• REQUIREMENT: In the records below, copy every line from the line containing "button[interactable]: Digital Wellbeing" to the line containing "staticText: Wireless emergency", including both of those lines. Reproduce each line with every character unchanged.

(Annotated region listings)
+===+

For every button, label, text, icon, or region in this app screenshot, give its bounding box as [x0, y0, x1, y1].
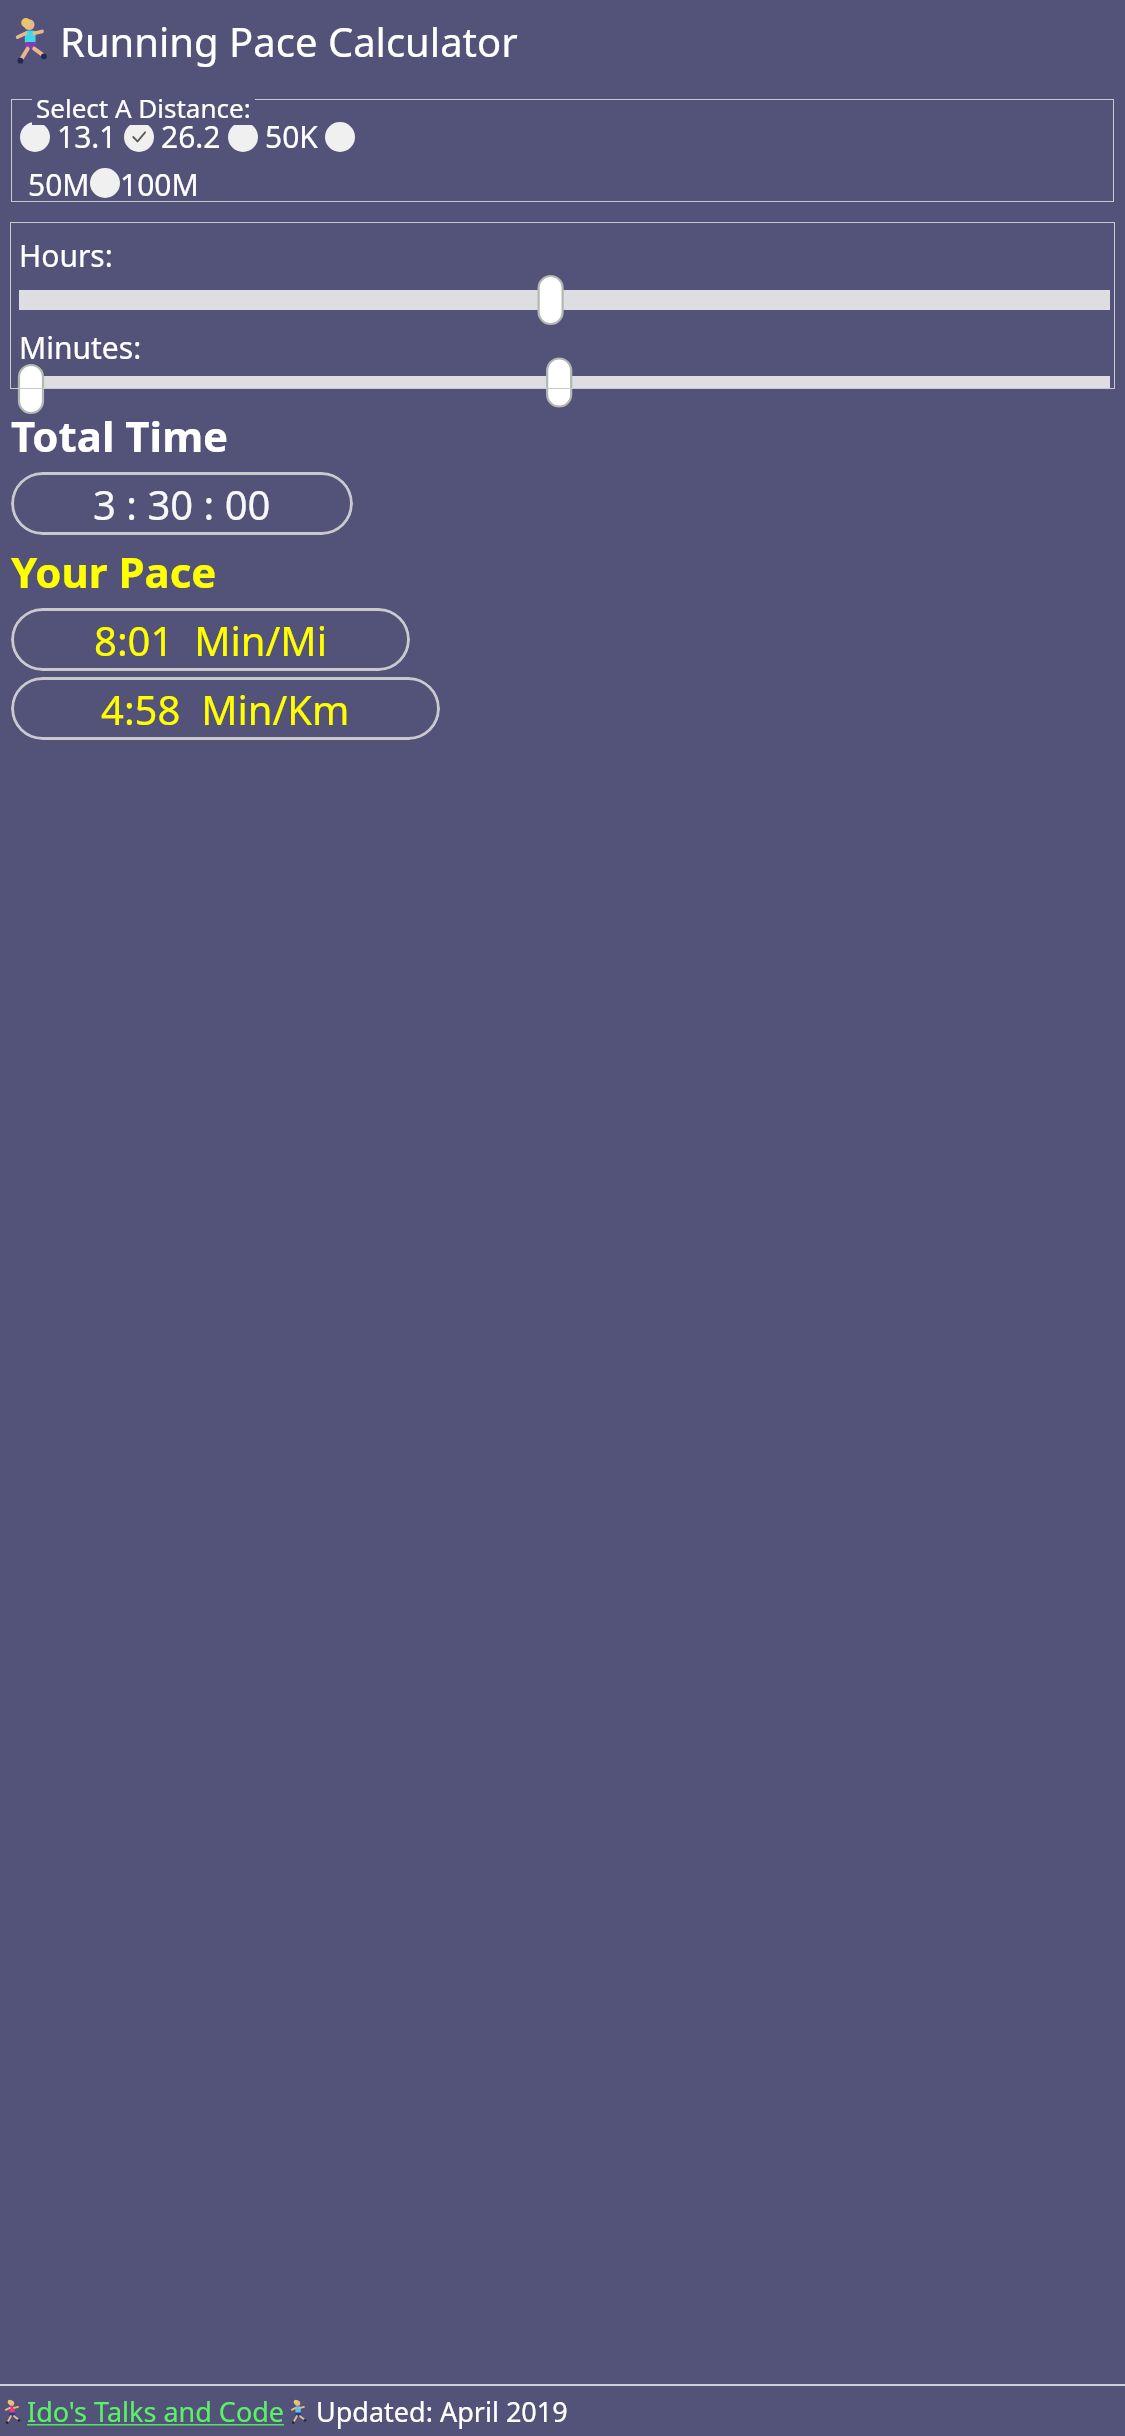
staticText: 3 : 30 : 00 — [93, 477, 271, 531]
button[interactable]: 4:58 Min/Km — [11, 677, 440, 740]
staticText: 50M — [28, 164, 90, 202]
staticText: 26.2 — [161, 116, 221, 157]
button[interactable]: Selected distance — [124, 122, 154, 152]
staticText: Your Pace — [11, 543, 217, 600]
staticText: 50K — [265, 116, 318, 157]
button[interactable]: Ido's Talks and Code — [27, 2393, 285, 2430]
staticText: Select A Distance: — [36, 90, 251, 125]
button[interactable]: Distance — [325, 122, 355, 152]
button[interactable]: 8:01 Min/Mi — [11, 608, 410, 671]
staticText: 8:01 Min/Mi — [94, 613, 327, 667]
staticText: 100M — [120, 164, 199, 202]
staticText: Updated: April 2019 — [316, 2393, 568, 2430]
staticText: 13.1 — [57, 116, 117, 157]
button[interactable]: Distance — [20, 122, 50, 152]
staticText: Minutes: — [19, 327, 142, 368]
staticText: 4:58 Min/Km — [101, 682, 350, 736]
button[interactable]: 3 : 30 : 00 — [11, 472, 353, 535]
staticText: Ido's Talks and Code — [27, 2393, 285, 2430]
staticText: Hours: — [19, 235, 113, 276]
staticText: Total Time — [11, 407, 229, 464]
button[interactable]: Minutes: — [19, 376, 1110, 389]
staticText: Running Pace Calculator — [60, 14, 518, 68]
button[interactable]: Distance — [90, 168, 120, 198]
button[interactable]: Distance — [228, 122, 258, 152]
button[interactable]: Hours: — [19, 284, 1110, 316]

+===+

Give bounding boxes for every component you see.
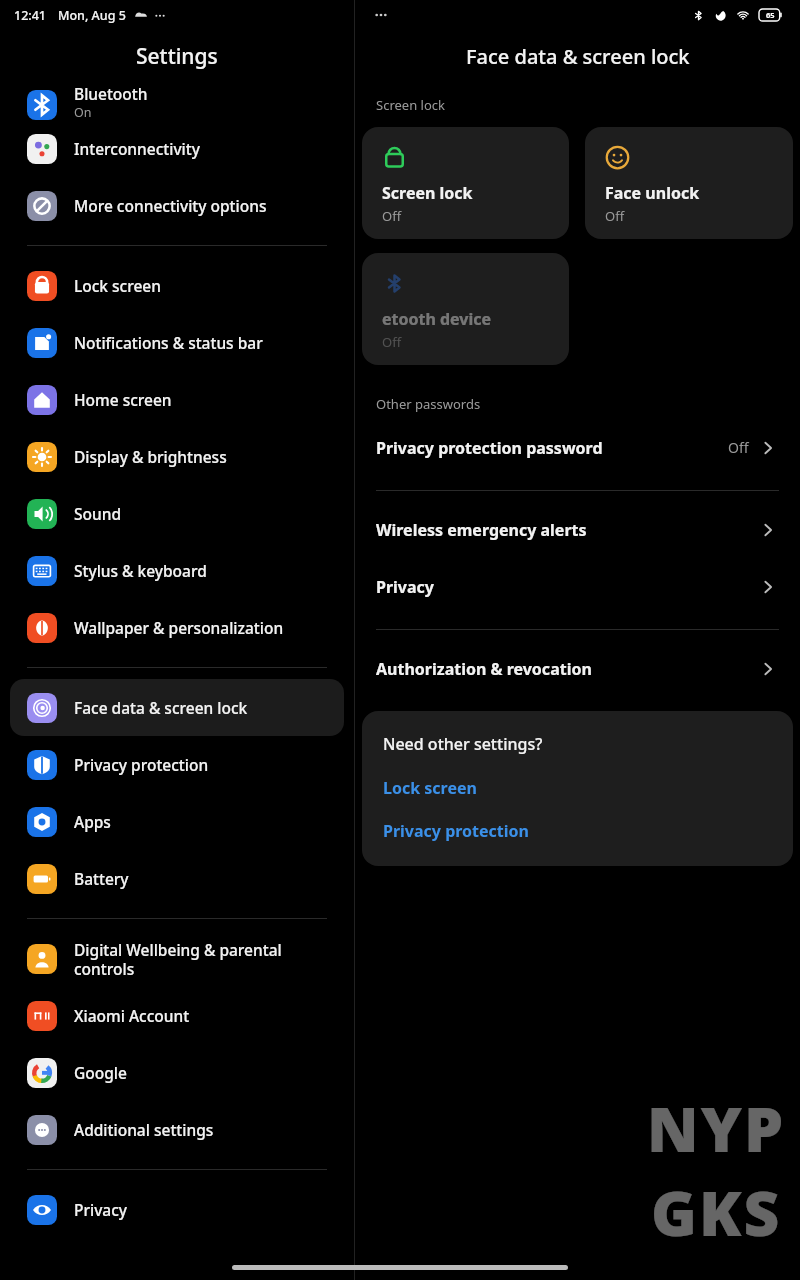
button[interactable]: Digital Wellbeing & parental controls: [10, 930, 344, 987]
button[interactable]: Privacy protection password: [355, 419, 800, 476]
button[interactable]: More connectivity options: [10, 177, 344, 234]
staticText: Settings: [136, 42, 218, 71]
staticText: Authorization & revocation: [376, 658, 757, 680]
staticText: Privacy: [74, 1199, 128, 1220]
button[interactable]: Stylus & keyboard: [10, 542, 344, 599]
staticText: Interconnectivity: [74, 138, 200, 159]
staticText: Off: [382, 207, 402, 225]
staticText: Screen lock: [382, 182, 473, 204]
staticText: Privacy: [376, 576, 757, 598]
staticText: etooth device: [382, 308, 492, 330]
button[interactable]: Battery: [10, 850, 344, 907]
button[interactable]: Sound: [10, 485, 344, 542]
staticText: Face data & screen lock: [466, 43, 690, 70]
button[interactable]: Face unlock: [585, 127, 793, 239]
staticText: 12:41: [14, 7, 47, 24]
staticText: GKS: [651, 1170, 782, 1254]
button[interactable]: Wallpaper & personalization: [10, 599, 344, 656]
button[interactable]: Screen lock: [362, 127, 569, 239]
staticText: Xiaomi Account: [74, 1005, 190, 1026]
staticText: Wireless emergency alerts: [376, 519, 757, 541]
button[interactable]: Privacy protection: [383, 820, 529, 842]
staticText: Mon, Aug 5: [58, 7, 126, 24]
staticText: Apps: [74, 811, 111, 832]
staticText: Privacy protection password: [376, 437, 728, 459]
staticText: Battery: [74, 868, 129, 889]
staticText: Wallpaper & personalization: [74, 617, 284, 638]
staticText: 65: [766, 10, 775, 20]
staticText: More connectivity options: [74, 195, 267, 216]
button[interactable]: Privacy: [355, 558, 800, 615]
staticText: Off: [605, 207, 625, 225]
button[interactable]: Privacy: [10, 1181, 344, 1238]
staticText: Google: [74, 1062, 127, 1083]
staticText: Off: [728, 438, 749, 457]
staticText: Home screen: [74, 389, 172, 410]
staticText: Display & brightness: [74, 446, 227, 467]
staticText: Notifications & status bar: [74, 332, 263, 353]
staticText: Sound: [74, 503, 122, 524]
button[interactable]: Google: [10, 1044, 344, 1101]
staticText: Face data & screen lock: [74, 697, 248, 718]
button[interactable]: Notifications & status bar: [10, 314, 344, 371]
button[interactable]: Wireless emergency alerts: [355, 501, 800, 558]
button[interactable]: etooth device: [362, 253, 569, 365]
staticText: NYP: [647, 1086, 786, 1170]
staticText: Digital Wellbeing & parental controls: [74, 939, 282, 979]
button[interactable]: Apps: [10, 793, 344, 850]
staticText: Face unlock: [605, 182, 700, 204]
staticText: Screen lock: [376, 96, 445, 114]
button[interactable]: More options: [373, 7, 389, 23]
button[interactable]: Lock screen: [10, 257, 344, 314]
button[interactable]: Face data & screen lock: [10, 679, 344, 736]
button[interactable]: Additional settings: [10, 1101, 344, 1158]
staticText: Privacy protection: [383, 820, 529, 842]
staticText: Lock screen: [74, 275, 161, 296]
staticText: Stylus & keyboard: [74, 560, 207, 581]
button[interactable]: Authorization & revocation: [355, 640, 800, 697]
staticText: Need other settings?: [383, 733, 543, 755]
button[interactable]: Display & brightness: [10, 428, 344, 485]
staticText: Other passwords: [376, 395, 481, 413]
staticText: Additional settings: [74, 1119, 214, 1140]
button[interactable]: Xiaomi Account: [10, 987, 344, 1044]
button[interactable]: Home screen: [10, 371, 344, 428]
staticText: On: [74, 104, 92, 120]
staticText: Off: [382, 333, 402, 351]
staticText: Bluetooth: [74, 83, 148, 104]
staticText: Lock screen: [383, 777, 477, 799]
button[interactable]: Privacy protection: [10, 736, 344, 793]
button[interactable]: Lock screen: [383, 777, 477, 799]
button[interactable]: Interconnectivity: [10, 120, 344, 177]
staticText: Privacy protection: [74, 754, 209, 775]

+===+

• OUTPUT BELOW:
button[interactable]: Digital Wellbeing & parental controls: [10, 930, 344, 987]
button[interactable]: Privacy protection password: [355, 419, 800, 476]
button[interactable]: More connectivity options: [10, 177, 344, 234]
staticText: Settings: [136, 42, 218, 71]
staticText: Authorization & revocation: [376, 658, 757, 680]
staticText: Privacy: [74, 1199, 128, 1220]
button[interactable]: Stylus & keyboard: [10, 542, 344, 599]
staticText: Interconnectivity: [74, 138, 200, 159]
staticText: Off: [382, 207, 402, 225]
staticText: Screen lock: [382, 182, 473, 204]
staticText: Privacy: [376, 576, 757, 598]
staticText: etooth device: [382, 308, 492, 330]
button[interactable]: Battery: [10, 850, 344, 907]
button[interactable]: Sound: [10, 485, 344, 542]
staticText: Face data & screen lock: [466, 43, 690, 70]
button[interactable]: Face unlock: [585, 127, 793, 239]
staticText: 12:41: [14, 7, 47, 24]
staticText: GKS: [651, 1170, 782, 1254]
button[interactable]: Wallpaper & personalization: [10, 599, 344, 656]
button[interactable]: Screen lock: [362, 127, 569, 239]
staticText: Xiaomi Account: [74, 1005, 190, 1026]
staticText: Wireless emergency alerts: [376, 519, 757, 541]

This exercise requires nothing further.